§ **Work to do**
Extract all lines that hold "JSON" from the records below.

##############################

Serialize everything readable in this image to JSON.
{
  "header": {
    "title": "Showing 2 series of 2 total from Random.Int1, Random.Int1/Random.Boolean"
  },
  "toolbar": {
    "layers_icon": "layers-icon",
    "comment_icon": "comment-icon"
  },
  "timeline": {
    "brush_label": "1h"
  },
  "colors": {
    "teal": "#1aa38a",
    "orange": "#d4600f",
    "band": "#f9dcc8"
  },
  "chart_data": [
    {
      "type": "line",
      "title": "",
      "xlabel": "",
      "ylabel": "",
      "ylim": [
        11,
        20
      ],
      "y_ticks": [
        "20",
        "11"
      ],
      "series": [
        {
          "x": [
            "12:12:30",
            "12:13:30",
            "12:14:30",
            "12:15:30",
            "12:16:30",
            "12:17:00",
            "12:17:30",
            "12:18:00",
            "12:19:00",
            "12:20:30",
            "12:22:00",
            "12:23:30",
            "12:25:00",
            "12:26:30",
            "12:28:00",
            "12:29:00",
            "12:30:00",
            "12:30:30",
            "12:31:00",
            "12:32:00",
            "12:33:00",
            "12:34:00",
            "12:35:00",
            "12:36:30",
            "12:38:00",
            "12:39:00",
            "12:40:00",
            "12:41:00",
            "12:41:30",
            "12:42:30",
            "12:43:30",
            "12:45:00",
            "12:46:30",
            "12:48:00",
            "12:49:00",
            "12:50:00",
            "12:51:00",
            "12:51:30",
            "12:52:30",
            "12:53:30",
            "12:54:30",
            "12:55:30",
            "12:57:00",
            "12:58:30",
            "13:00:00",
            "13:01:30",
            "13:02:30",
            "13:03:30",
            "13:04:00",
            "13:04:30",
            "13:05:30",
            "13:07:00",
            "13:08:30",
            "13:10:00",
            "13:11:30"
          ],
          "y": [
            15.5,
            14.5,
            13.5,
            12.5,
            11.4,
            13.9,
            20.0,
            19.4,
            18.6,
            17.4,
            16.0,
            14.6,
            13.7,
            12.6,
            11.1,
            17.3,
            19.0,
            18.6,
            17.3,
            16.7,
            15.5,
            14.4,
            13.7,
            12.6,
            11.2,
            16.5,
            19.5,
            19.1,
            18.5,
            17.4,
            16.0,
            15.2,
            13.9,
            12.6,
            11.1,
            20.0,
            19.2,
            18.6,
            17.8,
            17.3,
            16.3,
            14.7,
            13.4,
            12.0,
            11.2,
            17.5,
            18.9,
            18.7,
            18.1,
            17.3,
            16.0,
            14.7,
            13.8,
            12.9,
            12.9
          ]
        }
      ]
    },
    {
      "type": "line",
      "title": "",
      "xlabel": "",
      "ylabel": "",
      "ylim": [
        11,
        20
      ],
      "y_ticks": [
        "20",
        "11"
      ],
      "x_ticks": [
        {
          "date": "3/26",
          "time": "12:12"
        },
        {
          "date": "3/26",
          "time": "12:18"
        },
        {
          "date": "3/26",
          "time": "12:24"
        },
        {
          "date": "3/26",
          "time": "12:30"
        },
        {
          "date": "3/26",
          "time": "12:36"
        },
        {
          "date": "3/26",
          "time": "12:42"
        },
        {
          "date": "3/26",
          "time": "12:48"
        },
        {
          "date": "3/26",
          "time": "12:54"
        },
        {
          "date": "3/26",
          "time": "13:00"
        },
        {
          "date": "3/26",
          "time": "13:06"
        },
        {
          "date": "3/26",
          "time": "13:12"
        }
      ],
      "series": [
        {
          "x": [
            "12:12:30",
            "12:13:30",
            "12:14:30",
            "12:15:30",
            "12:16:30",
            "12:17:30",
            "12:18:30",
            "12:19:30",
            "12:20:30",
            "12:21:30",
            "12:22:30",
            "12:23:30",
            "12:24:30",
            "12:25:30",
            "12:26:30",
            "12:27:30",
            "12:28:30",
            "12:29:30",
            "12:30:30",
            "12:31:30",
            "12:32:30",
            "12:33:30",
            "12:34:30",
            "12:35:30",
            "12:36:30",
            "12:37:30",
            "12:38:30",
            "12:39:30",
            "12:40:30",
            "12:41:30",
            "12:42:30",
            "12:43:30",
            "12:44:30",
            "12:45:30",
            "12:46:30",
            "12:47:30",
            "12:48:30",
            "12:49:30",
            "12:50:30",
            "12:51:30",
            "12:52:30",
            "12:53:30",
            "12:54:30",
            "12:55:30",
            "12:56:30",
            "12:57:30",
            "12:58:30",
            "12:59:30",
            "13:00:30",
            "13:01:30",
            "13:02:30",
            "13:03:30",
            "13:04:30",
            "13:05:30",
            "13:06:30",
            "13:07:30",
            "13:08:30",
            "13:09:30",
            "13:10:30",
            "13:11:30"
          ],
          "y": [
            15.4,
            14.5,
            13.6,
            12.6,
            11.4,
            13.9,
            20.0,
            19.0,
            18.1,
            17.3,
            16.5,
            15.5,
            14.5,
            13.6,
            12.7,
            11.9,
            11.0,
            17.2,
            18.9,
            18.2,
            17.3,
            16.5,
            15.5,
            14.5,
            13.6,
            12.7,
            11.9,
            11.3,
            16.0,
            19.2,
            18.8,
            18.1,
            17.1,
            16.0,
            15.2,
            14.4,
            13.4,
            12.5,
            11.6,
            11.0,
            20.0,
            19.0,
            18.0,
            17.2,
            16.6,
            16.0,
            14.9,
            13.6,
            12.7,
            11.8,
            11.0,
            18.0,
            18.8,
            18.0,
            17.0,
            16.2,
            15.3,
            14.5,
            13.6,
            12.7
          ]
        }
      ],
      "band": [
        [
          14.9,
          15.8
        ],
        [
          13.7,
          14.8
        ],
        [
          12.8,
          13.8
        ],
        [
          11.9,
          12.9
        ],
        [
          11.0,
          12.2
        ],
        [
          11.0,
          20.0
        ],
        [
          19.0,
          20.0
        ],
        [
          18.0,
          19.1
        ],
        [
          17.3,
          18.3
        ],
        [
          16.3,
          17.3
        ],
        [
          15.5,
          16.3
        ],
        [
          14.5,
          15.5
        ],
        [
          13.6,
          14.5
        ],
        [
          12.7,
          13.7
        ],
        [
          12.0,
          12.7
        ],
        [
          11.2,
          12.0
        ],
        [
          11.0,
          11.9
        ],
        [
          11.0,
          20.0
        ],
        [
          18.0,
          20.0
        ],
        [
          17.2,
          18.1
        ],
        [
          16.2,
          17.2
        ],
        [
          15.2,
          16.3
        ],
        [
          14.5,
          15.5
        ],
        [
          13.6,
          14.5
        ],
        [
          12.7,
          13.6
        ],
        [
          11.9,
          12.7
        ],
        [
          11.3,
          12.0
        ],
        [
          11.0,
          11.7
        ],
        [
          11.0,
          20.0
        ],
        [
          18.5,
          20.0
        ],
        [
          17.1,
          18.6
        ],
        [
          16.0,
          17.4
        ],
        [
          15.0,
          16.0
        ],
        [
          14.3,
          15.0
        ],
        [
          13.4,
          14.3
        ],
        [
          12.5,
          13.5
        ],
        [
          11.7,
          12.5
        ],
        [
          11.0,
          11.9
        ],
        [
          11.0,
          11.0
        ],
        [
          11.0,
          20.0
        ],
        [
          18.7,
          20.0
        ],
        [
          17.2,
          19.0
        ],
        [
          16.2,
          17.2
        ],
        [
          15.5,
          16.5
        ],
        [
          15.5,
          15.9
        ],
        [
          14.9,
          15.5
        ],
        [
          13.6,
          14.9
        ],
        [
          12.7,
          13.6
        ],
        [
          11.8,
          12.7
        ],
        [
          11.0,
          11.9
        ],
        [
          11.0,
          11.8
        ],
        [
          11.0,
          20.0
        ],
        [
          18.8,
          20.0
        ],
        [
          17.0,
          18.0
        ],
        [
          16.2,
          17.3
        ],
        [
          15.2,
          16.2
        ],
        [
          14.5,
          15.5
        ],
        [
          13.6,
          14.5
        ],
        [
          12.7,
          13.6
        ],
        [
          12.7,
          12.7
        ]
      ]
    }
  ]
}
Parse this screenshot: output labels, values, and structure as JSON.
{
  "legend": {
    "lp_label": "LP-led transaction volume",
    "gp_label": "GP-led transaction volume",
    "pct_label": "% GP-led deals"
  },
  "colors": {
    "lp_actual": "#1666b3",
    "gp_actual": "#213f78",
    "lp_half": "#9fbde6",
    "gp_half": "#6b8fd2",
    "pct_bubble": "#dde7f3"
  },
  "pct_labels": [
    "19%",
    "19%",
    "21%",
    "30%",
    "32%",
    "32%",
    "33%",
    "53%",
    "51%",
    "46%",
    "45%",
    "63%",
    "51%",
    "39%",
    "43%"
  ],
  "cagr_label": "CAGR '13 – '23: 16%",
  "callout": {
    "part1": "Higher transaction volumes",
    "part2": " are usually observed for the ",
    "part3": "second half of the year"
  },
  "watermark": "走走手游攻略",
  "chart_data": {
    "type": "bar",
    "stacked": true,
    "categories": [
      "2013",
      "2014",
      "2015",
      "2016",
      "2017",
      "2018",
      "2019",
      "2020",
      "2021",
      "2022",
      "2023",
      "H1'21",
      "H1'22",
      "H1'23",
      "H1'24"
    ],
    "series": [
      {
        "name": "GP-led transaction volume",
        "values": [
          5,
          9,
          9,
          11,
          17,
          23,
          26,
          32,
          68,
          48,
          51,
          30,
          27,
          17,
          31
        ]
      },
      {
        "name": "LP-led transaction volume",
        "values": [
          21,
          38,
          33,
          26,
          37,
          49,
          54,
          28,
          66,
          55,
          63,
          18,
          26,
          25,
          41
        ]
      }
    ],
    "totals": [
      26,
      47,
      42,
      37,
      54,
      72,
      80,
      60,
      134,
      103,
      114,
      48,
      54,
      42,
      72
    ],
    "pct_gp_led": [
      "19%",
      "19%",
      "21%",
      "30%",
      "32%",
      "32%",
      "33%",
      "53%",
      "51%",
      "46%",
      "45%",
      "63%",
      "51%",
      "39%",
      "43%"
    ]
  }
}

##############################

§ **Written answer**
Serialize everything readable in this image to JSON.
Parse this screenshot: output labels, values, and structure as JSON.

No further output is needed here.